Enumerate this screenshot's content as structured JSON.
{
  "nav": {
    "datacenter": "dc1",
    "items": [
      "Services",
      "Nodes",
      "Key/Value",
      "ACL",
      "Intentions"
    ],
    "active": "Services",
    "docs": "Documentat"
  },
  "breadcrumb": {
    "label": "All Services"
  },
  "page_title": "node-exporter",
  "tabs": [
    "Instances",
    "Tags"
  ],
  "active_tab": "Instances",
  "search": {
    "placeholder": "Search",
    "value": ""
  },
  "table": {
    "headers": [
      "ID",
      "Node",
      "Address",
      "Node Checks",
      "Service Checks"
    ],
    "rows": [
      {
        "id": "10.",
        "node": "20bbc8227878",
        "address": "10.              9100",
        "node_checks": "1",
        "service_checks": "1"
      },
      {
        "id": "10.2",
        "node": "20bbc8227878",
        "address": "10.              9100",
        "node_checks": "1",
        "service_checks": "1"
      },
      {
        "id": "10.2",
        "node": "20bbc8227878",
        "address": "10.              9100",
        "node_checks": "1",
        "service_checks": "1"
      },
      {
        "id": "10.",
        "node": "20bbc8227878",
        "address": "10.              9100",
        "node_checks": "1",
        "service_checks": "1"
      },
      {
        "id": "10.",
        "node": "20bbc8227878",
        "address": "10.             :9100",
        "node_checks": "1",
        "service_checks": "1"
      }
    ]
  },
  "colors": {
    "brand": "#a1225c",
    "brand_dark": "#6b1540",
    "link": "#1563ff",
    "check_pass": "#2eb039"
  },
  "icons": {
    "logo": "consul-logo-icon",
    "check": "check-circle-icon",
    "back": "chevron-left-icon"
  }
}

■ **OBJECTIVE**
On how many lines does the word "Services" appear? Answer with only the number.

■ **REPLY TO THE EXERCISE**
3